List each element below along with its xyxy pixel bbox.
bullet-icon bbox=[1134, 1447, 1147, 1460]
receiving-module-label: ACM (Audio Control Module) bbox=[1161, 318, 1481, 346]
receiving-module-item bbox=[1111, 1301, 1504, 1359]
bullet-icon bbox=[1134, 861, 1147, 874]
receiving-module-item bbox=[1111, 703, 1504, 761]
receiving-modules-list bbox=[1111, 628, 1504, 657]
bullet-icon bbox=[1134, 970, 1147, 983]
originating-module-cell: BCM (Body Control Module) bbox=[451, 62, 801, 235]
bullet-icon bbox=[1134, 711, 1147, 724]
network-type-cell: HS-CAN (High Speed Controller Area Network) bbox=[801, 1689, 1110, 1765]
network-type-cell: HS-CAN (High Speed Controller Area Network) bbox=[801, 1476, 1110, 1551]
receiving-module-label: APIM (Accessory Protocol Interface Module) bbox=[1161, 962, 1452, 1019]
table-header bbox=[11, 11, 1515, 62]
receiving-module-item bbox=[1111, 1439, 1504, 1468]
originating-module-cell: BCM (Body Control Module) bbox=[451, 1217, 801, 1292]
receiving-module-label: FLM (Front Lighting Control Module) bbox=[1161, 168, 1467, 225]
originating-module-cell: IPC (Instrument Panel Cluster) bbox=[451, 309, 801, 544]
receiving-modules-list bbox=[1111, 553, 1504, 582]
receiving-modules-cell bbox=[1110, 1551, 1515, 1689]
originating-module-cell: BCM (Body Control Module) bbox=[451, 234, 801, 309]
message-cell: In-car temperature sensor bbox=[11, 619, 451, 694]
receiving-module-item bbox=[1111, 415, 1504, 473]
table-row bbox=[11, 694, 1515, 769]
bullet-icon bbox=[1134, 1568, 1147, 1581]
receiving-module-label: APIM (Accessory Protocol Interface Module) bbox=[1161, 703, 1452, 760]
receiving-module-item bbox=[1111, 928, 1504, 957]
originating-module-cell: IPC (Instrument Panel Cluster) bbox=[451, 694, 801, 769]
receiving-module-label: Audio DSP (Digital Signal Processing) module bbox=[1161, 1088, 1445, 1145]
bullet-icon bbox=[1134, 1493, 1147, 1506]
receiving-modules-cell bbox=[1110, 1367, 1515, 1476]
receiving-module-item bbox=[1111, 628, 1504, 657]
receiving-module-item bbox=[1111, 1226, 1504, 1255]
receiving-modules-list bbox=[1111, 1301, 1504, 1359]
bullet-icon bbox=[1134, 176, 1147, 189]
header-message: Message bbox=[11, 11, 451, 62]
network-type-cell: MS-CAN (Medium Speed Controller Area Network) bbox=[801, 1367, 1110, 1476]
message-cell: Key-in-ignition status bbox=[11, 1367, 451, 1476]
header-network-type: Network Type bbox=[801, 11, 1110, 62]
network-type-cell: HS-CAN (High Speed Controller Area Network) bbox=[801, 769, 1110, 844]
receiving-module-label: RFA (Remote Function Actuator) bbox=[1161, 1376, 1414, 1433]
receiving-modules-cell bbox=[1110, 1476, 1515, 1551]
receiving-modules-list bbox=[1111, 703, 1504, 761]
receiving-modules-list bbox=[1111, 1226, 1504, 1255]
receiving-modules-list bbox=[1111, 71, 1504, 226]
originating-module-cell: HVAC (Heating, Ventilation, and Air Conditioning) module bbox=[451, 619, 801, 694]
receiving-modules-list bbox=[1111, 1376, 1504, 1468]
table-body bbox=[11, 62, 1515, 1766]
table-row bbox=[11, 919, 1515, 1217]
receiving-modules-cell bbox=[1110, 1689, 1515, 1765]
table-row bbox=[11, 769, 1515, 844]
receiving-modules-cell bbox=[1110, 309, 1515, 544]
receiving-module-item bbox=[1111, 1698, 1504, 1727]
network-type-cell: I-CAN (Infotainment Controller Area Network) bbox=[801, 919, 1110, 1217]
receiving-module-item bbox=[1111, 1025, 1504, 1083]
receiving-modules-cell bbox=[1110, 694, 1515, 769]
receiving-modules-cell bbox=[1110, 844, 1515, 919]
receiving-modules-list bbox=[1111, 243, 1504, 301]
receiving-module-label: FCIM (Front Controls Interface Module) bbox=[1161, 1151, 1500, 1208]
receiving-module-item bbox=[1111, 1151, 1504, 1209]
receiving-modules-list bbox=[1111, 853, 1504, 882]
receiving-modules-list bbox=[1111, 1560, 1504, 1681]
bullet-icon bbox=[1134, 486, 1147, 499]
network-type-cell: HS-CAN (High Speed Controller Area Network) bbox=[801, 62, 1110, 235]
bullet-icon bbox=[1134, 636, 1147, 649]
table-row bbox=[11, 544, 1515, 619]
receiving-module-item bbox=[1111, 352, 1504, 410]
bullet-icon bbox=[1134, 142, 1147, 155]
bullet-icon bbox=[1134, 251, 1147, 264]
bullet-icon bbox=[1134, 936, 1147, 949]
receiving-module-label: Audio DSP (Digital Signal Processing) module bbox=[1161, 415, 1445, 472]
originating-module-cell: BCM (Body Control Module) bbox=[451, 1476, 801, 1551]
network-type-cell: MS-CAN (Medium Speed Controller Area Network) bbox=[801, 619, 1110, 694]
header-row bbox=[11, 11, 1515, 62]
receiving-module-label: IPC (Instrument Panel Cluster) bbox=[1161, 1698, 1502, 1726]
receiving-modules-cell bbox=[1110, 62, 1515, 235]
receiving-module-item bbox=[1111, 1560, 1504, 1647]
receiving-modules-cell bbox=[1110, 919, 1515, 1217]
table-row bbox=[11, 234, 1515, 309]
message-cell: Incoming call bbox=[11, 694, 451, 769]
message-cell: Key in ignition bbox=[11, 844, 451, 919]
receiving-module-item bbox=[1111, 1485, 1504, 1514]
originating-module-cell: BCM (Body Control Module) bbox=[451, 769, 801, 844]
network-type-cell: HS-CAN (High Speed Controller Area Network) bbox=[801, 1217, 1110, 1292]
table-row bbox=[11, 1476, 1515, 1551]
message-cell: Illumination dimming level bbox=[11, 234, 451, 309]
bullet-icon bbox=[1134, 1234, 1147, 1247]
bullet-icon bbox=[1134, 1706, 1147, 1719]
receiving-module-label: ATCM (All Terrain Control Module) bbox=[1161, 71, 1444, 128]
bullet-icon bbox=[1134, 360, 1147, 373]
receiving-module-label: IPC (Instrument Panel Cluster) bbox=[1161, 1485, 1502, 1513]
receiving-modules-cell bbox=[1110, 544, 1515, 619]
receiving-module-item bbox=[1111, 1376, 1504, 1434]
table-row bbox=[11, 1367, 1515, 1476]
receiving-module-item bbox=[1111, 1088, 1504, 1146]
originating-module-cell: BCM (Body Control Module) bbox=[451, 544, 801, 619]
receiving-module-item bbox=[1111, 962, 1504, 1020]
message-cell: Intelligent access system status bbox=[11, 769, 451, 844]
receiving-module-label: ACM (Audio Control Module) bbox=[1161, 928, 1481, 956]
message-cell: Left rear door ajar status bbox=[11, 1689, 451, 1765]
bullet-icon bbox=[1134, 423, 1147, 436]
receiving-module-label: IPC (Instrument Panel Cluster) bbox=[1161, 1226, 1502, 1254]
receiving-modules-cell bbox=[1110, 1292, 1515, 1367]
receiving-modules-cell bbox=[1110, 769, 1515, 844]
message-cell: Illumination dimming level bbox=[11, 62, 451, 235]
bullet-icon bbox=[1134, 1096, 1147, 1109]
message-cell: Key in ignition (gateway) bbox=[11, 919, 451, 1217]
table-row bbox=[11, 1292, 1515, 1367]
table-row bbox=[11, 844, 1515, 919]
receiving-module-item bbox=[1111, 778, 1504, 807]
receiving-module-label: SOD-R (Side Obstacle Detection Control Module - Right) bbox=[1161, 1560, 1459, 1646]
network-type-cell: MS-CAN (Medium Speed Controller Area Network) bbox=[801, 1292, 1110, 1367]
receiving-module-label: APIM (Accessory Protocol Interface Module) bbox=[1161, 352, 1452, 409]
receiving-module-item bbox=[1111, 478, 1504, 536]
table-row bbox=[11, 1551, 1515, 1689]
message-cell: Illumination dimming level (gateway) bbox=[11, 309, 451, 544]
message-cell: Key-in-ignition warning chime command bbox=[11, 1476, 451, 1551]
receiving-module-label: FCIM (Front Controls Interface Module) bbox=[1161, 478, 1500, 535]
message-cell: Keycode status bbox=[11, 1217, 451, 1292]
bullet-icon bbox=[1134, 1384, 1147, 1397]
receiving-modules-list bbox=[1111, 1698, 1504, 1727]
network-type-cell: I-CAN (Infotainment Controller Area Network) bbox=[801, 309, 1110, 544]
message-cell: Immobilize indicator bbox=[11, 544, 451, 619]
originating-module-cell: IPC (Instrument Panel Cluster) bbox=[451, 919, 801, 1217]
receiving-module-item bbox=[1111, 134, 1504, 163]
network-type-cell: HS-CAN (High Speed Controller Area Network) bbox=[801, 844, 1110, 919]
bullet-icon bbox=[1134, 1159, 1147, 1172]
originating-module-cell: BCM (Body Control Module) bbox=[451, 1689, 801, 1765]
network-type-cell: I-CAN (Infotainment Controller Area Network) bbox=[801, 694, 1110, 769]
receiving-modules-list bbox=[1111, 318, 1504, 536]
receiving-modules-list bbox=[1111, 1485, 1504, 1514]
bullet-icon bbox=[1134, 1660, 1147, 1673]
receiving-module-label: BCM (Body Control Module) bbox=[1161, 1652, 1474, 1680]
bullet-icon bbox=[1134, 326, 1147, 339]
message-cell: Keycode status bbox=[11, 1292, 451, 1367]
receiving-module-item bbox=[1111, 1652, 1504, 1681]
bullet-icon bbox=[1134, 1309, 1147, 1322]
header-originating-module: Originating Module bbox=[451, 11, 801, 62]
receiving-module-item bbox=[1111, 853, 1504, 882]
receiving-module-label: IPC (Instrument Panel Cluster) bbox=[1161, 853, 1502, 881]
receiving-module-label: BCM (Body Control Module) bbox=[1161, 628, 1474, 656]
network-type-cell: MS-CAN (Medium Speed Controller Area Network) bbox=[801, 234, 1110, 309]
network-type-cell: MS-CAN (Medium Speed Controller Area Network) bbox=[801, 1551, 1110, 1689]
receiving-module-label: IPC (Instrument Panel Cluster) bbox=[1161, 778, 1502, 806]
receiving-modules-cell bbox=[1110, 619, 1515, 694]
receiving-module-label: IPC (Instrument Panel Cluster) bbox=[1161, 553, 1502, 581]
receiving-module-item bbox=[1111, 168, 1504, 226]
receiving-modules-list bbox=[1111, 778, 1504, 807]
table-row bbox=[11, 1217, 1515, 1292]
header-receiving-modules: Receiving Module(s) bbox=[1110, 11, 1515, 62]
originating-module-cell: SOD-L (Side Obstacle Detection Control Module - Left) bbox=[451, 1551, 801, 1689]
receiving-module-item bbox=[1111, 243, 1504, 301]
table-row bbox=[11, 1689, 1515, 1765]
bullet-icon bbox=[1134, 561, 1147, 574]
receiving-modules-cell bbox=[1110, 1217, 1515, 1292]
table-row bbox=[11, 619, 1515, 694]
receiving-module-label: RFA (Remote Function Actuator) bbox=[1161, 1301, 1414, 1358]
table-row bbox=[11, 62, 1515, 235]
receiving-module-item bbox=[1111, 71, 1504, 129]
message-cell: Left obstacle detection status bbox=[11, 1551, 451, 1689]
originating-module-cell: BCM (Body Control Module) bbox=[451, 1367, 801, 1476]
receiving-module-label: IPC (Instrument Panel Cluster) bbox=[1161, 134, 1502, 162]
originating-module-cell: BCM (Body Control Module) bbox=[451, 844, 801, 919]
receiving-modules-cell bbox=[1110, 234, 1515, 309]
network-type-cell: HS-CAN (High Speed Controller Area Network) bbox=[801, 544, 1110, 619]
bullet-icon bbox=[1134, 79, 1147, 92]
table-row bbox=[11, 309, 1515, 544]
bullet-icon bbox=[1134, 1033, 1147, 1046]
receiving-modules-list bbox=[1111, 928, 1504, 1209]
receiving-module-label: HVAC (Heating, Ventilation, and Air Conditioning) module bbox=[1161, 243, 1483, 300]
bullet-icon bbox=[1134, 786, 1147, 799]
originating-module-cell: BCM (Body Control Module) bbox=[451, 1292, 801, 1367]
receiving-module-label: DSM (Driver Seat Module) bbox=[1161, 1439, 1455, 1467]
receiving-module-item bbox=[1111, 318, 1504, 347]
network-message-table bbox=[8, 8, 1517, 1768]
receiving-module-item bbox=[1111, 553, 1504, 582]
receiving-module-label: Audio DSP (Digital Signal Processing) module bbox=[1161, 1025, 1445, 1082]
****************
- _Brief_: Rewrite the items, starting at the first line and ending at the line containing "bullet-icon bbox=[1134, 1493, 1147, 1506]", replacing every "bullet-icon" with "bullet-marker" and leaving everything else unchanged.

- _Full answer_:
List each element below along with its xyxy pixel bbox.
bullet-marker bbox=[1134, 1447, 1147, 1460]
receiving-module-label: ACM (Audio Control Module) bbox=[1161, 318, 1481, 346]
receiving-module-item bbox=[1111, 1301, 1504, 1359]
bullet-marker bbox=[1134, 861, 1147, 874]
receiving-module-item bbox=[1111, 703, 1504, 761]
receiving-modules-list bbox=[1111, 628, 1504, 657]
bullet-marker bbox=[1134, 970, 1147, 983]
originating-module-cell: BCM (Body Control Module) bbox=[451, 62, 801, 235]
bullet-marker bbox=[1134, 711, 1147, 724]
network-type-cell: HS-CAN (High Speed Controller Area Network) bbox=[801, 1689, 1110, 1765]
network-type-cell: HS-CAN (High Speed Controller Area Network) bbox=[801, 1476, 1110, 1551]
receiving-module-label: APIM (Accessory Protocol Interface Module) bbox=[1161, 962, 1452, 1019]
table-header bbox=[11, 11, 1515, 62]
receiving-module-item bbox=[1111, 1439, 1504, 1468]
originating-module-cell: BCM (Body Control Module) bbox=[451, 1217, 801, 1292]
receiving-module-label: FLM (Front Lighting Control Module) bbox=[1161, 168, 1467, 225]
originating-module-cell: IPC (Instrument Panel Cluster) bbox=[451, 309, 801, 544]
receiving-modules-list bbox=[1111, 553, 1504, 582]
receiving-modules-cell bbox=[1110, 1551, 1515, 1689]
originating-module-cell: BCM (Body Control Module) bbox=[451, 234, 801, 309]
message-cell: In-car temperature sensor bbox=[11, 619, 451, 694]
receiving-module-item bbox=[1111, 415, 1504, 473]
table-row bbox=[11, 694, 1515, 769]
bullet-marker bbox=[1134, 1568, 1147, 1581]
receiving-module-label: APIM (Accessory Protocol Interface Module) bbox=[1161, 703, 1452, 760]
receiving-module-item bbox=[1111, 928, 1504, 957]
originating-module-cell: IPC (Instrument Panel Cluster) bbox=[451, 694, 801, 769]
receiving-module-label: Audio DSP (Digital Signal Processing) module bbox=[1161, 1088, 1445, 1145]
bullet-marker bbox=[1134, 1493, 1147, 1506]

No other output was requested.